(Extracted records)
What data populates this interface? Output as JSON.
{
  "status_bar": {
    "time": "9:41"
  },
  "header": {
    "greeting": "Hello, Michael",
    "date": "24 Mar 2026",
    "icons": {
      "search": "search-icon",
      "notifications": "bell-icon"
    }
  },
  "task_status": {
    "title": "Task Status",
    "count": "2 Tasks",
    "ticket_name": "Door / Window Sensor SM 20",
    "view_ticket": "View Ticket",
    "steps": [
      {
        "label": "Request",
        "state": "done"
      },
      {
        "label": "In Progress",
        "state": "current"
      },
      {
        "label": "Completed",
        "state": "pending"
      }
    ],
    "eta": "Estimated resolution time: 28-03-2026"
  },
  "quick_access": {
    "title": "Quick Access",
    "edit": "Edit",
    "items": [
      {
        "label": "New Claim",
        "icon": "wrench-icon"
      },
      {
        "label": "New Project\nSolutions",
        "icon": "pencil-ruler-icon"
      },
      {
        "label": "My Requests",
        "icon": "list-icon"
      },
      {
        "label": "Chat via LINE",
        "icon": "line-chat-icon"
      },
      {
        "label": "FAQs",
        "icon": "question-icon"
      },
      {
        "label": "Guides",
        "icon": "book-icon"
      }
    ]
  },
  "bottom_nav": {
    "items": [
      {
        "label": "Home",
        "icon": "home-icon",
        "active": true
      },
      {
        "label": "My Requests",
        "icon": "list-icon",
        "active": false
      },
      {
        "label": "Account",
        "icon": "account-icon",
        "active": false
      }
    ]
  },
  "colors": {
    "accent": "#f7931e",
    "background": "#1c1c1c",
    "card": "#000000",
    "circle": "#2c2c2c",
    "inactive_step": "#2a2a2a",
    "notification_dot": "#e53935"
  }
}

Task requirements
From the records given above, copy all lines containing "state".

Response to this exercise
        "state": "done"
        "state": "current"
        "state": "pending"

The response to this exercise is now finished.